**Stated task:** Where does the string "Stato" appear? Copy every line of the entries below that holds it.

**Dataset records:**

§

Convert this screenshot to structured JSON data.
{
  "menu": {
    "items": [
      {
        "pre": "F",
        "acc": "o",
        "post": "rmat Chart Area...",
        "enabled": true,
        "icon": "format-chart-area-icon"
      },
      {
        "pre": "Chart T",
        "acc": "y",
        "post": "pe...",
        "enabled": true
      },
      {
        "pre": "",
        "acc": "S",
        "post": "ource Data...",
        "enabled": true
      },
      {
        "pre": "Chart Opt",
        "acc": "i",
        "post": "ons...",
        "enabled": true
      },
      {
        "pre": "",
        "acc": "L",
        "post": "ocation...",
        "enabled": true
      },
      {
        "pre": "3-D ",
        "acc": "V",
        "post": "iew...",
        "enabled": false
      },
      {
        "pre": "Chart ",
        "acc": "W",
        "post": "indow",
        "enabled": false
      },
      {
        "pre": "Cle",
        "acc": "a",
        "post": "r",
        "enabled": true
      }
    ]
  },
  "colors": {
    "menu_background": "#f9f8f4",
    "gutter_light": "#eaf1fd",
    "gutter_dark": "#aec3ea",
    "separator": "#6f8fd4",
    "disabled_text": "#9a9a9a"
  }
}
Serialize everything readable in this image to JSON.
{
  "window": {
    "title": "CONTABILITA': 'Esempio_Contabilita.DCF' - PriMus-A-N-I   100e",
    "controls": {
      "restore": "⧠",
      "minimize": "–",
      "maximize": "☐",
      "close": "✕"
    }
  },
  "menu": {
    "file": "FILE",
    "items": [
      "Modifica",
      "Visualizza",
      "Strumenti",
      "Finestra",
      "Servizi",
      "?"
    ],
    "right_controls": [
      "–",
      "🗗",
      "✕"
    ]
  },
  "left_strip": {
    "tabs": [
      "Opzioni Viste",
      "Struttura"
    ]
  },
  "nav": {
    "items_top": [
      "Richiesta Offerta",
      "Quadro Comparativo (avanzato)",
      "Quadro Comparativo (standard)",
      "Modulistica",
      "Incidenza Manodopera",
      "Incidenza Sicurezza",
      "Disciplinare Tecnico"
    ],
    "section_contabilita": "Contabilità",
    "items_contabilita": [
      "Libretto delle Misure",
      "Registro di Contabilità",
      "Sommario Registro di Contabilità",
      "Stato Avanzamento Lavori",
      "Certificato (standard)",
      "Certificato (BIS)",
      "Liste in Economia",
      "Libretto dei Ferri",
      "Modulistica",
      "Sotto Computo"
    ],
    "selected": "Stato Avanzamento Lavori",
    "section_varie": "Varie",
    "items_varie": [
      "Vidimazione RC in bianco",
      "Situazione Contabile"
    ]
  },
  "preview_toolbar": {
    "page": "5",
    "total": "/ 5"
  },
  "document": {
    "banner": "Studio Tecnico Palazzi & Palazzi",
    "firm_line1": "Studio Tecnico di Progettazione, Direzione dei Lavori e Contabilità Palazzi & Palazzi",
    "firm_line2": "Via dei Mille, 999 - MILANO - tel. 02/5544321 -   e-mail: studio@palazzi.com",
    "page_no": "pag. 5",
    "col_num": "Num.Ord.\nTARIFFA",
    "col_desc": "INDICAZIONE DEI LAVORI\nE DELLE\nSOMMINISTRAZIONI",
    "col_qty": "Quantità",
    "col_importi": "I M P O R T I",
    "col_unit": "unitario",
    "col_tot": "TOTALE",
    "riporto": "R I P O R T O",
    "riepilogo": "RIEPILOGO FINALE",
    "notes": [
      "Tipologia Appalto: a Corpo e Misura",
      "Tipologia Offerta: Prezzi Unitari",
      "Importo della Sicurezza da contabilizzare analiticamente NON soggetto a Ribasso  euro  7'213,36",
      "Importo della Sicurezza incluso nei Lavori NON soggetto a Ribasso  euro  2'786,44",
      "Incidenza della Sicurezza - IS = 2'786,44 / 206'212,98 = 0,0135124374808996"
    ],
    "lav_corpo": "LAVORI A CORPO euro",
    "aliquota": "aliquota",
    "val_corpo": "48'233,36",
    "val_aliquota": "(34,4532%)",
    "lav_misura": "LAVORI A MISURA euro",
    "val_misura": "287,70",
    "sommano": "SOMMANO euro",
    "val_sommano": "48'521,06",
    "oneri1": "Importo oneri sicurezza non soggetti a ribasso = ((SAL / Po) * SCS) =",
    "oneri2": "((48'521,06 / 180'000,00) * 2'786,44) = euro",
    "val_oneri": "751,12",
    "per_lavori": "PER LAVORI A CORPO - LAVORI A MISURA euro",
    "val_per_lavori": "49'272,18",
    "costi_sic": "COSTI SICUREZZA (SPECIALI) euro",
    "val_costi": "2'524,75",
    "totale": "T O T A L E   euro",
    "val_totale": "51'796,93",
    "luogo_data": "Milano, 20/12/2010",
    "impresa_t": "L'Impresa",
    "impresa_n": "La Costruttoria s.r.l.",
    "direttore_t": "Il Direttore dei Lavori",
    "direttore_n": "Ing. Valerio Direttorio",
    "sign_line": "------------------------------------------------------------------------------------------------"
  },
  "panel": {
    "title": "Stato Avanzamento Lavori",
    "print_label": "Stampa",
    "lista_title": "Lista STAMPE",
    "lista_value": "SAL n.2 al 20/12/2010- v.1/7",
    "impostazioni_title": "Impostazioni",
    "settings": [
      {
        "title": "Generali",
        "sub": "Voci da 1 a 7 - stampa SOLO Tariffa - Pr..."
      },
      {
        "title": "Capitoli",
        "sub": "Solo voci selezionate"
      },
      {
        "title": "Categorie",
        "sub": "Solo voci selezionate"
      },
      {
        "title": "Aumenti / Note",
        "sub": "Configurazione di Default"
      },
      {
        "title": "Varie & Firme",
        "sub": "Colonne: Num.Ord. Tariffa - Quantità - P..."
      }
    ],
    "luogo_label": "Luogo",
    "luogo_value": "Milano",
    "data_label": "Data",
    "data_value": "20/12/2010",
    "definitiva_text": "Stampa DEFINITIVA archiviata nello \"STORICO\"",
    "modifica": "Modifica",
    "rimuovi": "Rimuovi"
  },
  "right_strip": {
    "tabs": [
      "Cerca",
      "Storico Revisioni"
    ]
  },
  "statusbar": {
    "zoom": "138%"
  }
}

§

**Task output:**
      "Stato Avanzamento Lavori",
    "selected": "Stato Avanzamento Lavori",
    "title": "Stato Avanzamento Lavori",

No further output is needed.